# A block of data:
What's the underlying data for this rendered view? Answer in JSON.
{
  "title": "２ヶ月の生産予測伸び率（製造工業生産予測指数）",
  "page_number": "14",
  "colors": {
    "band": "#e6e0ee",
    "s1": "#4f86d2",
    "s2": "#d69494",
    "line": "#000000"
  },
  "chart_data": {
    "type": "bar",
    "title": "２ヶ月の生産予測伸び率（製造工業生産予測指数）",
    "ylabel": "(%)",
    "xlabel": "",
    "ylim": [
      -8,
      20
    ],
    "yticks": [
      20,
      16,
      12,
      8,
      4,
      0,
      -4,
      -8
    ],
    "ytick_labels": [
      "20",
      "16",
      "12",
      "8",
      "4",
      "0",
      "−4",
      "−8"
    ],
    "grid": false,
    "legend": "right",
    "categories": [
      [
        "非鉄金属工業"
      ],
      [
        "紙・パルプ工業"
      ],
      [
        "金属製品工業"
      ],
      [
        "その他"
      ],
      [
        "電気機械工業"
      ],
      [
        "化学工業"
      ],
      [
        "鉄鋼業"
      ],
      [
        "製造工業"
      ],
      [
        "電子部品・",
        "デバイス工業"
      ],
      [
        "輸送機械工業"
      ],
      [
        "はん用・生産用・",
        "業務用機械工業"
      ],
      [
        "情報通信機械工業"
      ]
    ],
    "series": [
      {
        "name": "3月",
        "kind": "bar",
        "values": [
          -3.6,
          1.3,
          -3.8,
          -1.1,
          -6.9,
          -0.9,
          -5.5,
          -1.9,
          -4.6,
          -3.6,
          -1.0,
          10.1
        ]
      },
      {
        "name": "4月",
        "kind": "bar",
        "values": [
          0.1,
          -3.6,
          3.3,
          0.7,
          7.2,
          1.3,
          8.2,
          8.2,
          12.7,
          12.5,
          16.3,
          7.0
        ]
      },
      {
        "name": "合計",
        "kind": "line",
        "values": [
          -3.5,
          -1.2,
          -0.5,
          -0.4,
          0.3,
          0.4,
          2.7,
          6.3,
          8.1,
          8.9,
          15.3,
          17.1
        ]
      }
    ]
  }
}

# Exercise details:
Without leaving anything out, quote all the data.

# Response to this exercise:
What's the underlying data for this rendered view? Answer in JSON.
{
  "title": "２ヶ月の生産予測伸び率（製造工業生産予測指数）",
  "page_number": "14",
  "colors": {
    "band": "#e6e0ee",
    "s1": "#4f86d2",
    "s2": "#d69494",
    "line": "#000000"
  },
  "chart_data": {
    "type": "bar",
    "title": "２ヶ月の生産予測伸び率（製造工業生産予測指数）",
    "ylabel": "(%)",
    "xlabel": "",
    "ylim": [
      -8,
      20
    ],
    "yticks": [
      20,
      16,
      12,
      8,
      4,
      0,
      -4,
      -8
    ],
    "ytick_labels": [
      "20",
      "16",
      "12",
      "8",
      "4",
      "0",
      "−4",
      "−8"
    ],
    "grid": false,
    "legend": "right",
    "categories": [
      [
        "非鉄金属工業"
      ],
      [
        "紙・パルプ工業"
      ],
      [
        "金属製品工業"
      ],
      [
        "その他"
      ],
      [
        "電気機械工業"
      ],
      [
        "化学工業"
      ],
      [
        "鉄鋼業"
      ],
      [
        "製造工業"
      ],
      [
        "電子部品・",
        "デバイス工業"
      ],
      [
        "輸送機械工業"
      ],
      [
        "はん用・生産用・",
        "業務用機械工業"
      ],
      [
        "情報通信機械工業"
      ]
    ],
    "series": [
      {
        "name": "3月",
        "kind": "bar",
        "values": [
          -3.6,
          1.3,
          -3.8,
          -1.1,
          -6.9,
          -0.9,
          -5.5,
          -1.9,
          -4.6,
          -3.6,
          -1.0,
          10.1
        ]
      },
      {
        "name": "4月",
        "kind": "bar",
        "values": [
          0.1,
          -3.6,
          3.3,
          0.7,
          7.2,
          1.3,
          8.2,
          8.2,
          12.7,
          12.5,
          16.3,
          7.0
        ]
      },
      {
        "name": "合計",
        "kind": "line",
        "values": [
          -3.5,
          -1.2,
          -0.5,
          -0.4,
          0.3,
          0.4,
          2.7,
          6.3,
          8.1,
          8.9,
          15.3,
          17.1
        ]
      }
    ]
  }
}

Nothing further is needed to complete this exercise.